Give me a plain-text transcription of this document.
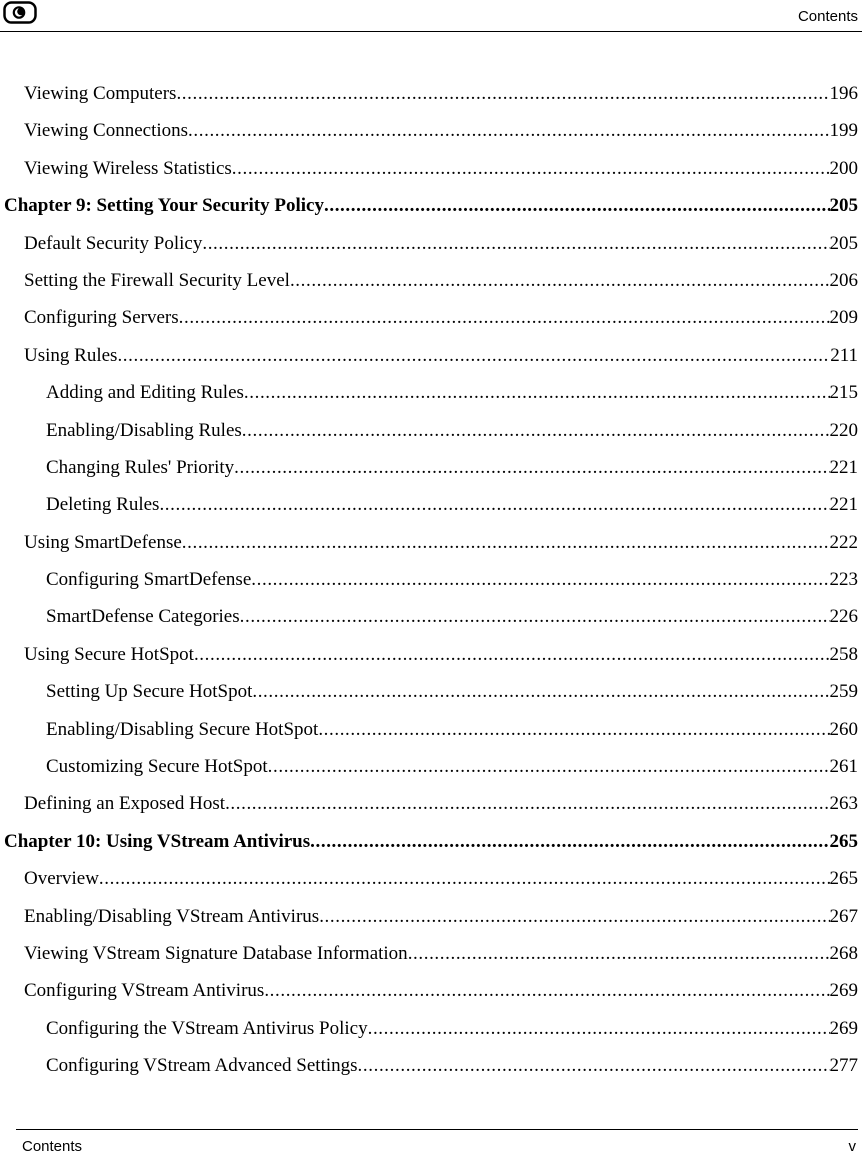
Contents
Viewing Computers .....	196
Viewing Connections .....	199
Viewing Wireless Statistics .....	200
Chapter 9: Setting Your Security Policy .....	205
Default Security Policy .....	205
Setting the Firewall Security Level .....	206
Configuring Servers .....	209
Using Rules .....	211
Adding and Editing Rules .....	215
Enabling/Disabling Rules .....	220
Changing Rules' Priority .....	221
Deleting Rules .....	221
Using SmartDefense .....	222
Configuring SmartDefense .....	223
SmartDefense Categories .....	226
Using Secure HotSpot .....	258
Setting Up Secure HotSpot .....	259
Enabling/Disabling Secure HotSpot .....	260
Customizing Secure HotSpot .....	261
Defining an Exposed Host .....	263
Chapter 10: Using VStream Antivirus .....	265
Overview .....	265
Enabling/Disabling VStream Antivirus .....	267
Viewing VStream Signature Database Information .....	268
Configuring VStream Antivirus .....	269
Configuring the VStream Antivirus Policy .....	269
Configuring VStream Advanced Settings .....	277
Contents	v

=======

Wherever the string "SmartDefense" appears in the listing above, show the whole line.

Exercise answer:
Using SmartDefense .....	222
Configuring SmartDefense .....	223
SmartDefense Categories .....	226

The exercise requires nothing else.